··· Stored data ···

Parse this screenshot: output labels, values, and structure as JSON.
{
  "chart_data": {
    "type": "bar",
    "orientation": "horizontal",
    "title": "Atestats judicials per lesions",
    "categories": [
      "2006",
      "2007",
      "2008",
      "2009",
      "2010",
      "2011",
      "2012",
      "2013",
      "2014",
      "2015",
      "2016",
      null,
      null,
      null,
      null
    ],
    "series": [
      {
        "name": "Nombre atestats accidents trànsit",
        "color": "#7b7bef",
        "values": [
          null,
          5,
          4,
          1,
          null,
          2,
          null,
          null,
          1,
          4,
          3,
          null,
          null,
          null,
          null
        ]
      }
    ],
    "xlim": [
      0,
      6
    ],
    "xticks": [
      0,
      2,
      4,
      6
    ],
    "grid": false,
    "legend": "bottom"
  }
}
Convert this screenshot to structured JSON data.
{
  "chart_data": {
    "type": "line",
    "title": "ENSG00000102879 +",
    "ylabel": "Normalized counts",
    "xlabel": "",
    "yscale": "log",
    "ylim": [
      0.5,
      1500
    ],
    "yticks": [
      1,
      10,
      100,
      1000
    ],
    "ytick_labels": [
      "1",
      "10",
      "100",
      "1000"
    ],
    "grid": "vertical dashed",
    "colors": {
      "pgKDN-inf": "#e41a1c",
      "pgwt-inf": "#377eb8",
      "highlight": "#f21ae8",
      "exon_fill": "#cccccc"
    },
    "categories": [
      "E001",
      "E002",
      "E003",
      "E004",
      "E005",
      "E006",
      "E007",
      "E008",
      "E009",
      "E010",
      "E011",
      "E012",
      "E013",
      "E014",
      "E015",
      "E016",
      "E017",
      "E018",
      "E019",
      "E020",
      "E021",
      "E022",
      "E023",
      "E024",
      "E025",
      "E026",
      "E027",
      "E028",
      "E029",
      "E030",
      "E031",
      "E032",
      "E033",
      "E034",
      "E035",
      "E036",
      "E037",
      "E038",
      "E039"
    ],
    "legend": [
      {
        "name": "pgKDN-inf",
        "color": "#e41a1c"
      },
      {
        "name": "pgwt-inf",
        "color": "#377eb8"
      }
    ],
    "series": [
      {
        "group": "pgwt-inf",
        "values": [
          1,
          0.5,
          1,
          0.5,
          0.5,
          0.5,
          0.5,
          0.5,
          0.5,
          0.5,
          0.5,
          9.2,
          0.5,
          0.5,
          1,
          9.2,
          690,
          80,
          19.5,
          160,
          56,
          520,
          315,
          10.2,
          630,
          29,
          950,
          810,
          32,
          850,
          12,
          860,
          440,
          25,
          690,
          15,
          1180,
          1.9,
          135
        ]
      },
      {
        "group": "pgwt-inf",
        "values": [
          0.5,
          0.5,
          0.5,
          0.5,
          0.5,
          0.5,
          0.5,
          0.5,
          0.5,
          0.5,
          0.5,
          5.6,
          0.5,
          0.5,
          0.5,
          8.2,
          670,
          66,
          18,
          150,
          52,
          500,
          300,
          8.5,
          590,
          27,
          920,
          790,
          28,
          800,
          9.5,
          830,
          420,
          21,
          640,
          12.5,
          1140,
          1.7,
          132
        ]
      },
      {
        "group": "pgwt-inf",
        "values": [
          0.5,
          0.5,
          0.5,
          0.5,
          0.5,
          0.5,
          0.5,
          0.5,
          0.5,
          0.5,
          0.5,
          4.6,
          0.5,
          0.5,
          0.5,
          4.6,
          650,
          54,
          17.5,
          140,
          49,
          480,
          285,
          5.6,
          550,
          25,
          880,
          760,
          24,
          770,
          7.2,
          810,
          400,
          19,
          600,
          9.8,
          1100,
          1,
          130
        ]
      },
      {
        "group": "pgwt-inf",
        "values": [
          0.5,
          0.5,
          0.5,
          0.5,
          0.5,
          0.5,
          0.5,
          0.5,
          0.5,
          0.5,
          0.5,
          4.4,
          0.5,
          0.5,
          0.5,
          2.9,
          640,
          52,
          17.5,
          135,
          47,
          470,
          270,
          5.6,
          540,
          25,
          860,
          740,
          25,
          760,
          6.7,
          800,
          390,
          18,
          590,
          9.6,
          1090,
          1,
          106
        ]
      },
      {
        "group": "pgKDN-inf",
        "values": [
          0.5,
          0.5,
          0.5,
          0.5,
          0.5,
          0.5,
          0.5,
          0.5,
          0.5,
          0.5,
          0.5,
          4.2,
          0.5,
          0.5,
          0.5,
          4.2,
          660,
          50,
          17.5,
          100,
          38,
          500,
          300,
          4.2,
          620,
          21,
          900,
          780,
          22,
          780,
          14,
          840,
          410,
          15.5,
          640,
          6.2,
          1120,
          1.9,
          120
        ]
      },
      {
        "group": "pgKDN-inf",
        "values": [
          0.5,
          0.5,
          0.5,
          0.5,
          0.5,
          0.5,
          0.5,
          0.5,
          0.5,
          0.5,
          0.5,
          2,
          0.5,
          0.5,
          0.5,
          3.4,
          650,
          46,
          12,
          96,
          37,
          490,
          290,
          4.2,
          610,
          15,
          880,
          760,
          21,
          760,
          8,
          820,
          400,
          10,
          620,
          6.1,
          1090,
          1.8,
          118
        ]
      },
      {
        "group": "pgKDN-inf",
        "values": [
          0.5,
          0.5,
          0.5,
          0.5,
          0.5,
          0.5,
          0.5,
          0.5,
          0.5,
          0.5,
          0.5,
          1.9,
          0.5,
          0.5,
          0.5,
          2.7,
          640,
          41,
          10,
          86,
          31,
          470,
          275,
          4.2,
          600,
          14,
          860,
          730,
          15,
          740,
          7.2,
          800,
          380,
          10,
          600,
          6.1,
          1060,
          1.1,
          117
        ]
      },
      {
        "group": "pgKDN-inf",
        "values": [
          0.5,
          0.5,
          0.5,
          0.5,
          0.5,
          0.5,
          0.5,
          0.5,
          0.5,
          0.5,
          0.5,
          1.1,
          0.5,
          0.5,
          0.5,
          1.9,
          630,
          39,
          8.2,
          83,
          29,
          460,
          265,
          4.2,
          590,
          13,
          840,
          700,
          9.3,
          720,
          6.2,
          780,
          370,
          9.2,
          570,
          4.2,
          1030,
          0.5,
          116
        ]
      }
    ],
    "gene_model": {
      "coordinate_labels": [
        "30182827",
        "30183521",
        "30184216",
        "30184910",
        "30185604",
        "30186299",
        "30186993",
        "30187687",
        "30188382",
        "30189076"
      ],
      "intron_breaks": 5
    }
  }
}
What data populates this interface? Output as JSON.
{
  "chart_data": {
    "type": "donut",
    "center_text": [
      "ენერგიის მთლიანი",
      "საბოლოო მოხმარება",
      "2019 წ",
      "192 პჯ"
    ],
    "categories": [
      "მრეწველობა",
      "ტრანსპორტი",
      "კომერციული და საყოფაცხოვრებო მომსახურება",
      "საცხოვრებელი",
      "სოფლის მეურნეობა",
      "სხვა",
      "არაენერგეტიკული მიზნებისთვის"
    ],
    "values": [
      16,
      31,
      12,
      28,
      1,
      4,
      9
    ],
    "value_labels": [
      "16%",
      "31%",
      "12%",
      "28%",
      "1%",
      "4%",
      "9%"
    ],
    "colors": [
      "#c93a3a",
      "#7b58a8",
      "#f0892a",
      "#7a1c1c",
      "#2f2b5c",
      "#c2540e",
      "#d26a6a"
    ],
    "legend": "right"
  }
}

···

Aim of the exercise
Each line of the listing should be echoed back exactly.

Answer
Parse this screenshot: output labels, values, and structure as JSON.
{
  "chart_data": {
    "type": "bar",
    "orientation": "horizontal",
    "title": "Atestats judicials per lesions",
    "categories": [
      "2006",
      "2007",
      "2008",
      "2009",
      "2010",
      "2011",
      "2012",
      "2013",
      "2014",
      "2015",
      "2016",
      null,
      null,
      null,
      null
    ],
    "series": [
      {
        "name": "Nombre atestats accidents trànsit",
        "color": "#7b7bef",
        "values": [
          null,
          5,
          4,
          1,
          null,
          2,
          null,
          null,
          1,
          4,
          3,
          null,
          null,
          null,
          null
        ]
      }
    ],
    "xlim": [
      0,
      6
    ],
    "xticks": [
      0,
      2,
      4,
      6
    ],
    "grid": false,
    "legend": "bottom"
  }
}
Convert this screenshot to structured JSON data.
{
  "chart_data": {
    "type": "line",
    "title": "ENSG00000102879 +",
    "ylabel": "Normalized counts",
    "xlabel": "",
    "yscale": "log",
    "ylim": [
      0.5,
      1500
    ],
    "yticks": [
      1,
      10,
      100,
      1000
    ],
    "ytick_labels": [
      "1",
      "10",
      "100",
      "1000"
    ],
    "grid": "vertical dashed",
    "colors": {
      "pgKDN-inf": "#e41a1c",
      "pgwt-inf": "#377eb8",
      "highlight": "#f21ae8",
      "exon_fill": "#cccccc"
    },
    "categories": [
      "E001",
      "E002",
      "E003",
      "E004",
      "E005",
      "E006",
      "E007",
      "E008",
      "E009",
      "E010",
      "E011",
      "E012",
      "E013",
      "E014",
      "E015",
      "E016",
      "E017",
      "E018",
      "E019",
      "E020",
      "E021",
      "E022",
      "E023",
      "E024",
      "E025",
      "E026",
      "E027",
      "E028",
      "E029",
      "E030",
      "E031",
      "E032",
      "E033",
      "E034",
      "E035",
      "E036",
      "E037",
      "E038",
      "E039"
    ],
    "legend": [
      {
        "name": "pgKDN-inf",
        "color": "#e41a1c"
      },
      {
        "name": "pgwt-inf",
        "color": "#377eb8"
      }
    ],
    "series": [
      {
        "group": "pgwt-inf",
        "values": [
          1,
          0.5,
          1,
          0.5,
          0.5,
          0.5,
          0.5,
          0.5,
          0.5,
          0.5,
          0.5,
          9.2,
          0.5,
          0.5,
          1,
          9.2,
          690,
          80,
          19.5,
          160,
          56,
          520,
          315,
          10.2,
          630,
          29,
          950,
          810,
          32,
          850,
          12,
          860,
          440,
          25,
          690,
          15,
          1180,
          1.9,
          135
        ]
      },
      {
        "group": "pgwt-inf",
        "values": [
          0.5,
          0.5,
          0.5,
          0.5,
          0.5,
          0.5,
          0.5,
          0.5,
          0.5,
          0.5,
          0.5,
          5.6,
          0.5,
          0.5,
          0.5,
          8.2,
          670,
          66,
          18,
          150,
          52,
          500,
          300,
          8.5,
          590,
          27,
          920,
          790,
          28,
          800,
          9.5,
          830,
          420,
          21,
          640,
          12.5,
          1140,
          1.7,
          132
        ]
      },
      {
        "group": "pgwt-inf",
        "values": [
          0.5,
          0.5,
          0.5,
          0.5,
          0.5,
          0.5,
          0.5,
          0.5,
          0.5,
          0.5,
          0.5,
          4.6,
          0.5,
          0.5,
          0.5,
          4.6,
          650,
          54,
          17.5,
          140,
          49,
          480,
          285,
          5.6,
          550,
          25,
          880,
          760,
          24,
          770,
          7.2,
          810,
          400,
          19,
          600,
          9.8,
          1100,
          1,
          130
        ]
      },
      {
        "group": "pgwt-inf",
        "values": [
          0.5,
          0.5,
          0.5,
          0.5,
          0.5,
          0.5,
          0.5,
          0.5,
          0.5,
          0.5,
          0.5,
          4.4,
          0.5,
          0.5,
          0.5,
          2.9,
          640,
          52,
          17.5,
          135,
          47,
          470,
          270,
          5.6,
          540,
          25,
          860,
          740,
          25,
          760,
          6.7,
          800,
          390,
          18,
          590,
          9.6,
          1090,
          1,
          106
        ]
      },
      {
        "group": "pgKDN-inf",
        "values": [
          0.5,
          0.5,
          0.5,
          0.5,
          0.5,
          0.5,
          0.5,
          0.5,
          0.5,
          0.5,
          0.5,
          4.2,
          0.5,
          0.5,
          0.5,
          4.2,
          660,
          50,
          17.5,
          100,
          38,
          500,
          300,
          4.2,
          620,
          21,
          900,
          780,
          22,
          780,
          14,
          840,
          410,
          15.5,
          640,
          6.2,
          1120,
          1.9,
          120
        ]
      },
      {
        "group": "pgKDN-inf",
        "values": [
          0.5,
          0.5,
          0.5,
          0.5,
          0.5,
          0.5,
          0.5,
          0.5,
          0.5,
          0.5,
          0.5,
          2,
          0.5,
          0.5,
          0.5,
          3.4,
          650,
          46,
          12,
          96,
          37,
          490,
          290,
          4.2,
          610,
          15,
          880,
          760,
          21,
          760,
          8,
          820,
          400,
          10,
          620,
          6.1,
          1090,
          1.8,
          118
        ]
      },
      {
        "group": "pgKDN-inf",
        "values": [
          0.5,
          0.5,
          0.5,
          0.5,
          0.5,
          0.5,
          0.5,
          0.5,
          0.5,
          0.5,
          0.5,
          1.9,
          0.5,
          0.5,
          0.5,
          2.7,
          640,
          41,
          10,
          86,
          31,
          470,
          275,
          4.2,
          600,
          14,
          860,
          730,
          15,
          740,
          7.2,
          800,
          380,
          10,
          600,
          6.1,
          1060,
          1.1,
          117
        ]
      },
      {
        "group": "pgKDN-inf",
        "values": [
          0.5,
          0.5,
          0.5,
          0.5,
          0.5,
          0.5,
          0.5,
          0.5,
          0.5,
          0.5,
          0.5,
          1.1,
          0.5,
          0.5,
          0.5,
          1.9,
          630,
          39,
          8.2,
          83,
          29,
          460,
          265,
          4.2,
          590,
          13,
          840,
          700,
          9.3,
          720,
          6.2,
          780,
          370,
          9.2,
          570,
          4.2,
          1030,
          0.5,
          116
        ]
      }
    ],
    "gene_model": {
      "coordinate_labels": [
        "30182827",
        "30183521",
        "30184216",
        "30184910",
        "30185604",
        "30186299",
        "30186993",
        "30187687",
        "30188382",
        "30189076"
      ],
      "intron_breaks": 5
    }
  }
}
What data populates this interface? Output as JSON.
{
  "chart_data": {
    "type": "donut",
    "center_text": [
      "ენერგიის მთლიანი",
      "საბოლოო მოხმარება",
      "2019 წ",
      "192 პჯ"
    ],
    "categories": [
      "მრეწველობა",
      "ტრანსპორტი",
      "კომერციული და საყოფაცხოვრებო მომსახურება",
      "საცხოვრებელი",
      "სოფლის მეურნეობა",
      "სხვა",
      "არაენერგეტიკული მიზნებისთვის"
    ],
    "values": [
      16,
      31,
      12,
      28,
      1,
      4,
      9
    ],
    "value_labels": [
      "16%",
      "31%",
      "12%",
      "28%",
      "1%",
      "4%",
      "9%"
    ],
    "colors": [
      "#c93a3a",
      "#7b58a8",
      "#f0892a",
      "#7a1c1c",
      "#2f2b5c",
      "#c2540e",
      "#d26a6a"
    ],
    "legend": "right"
  }
}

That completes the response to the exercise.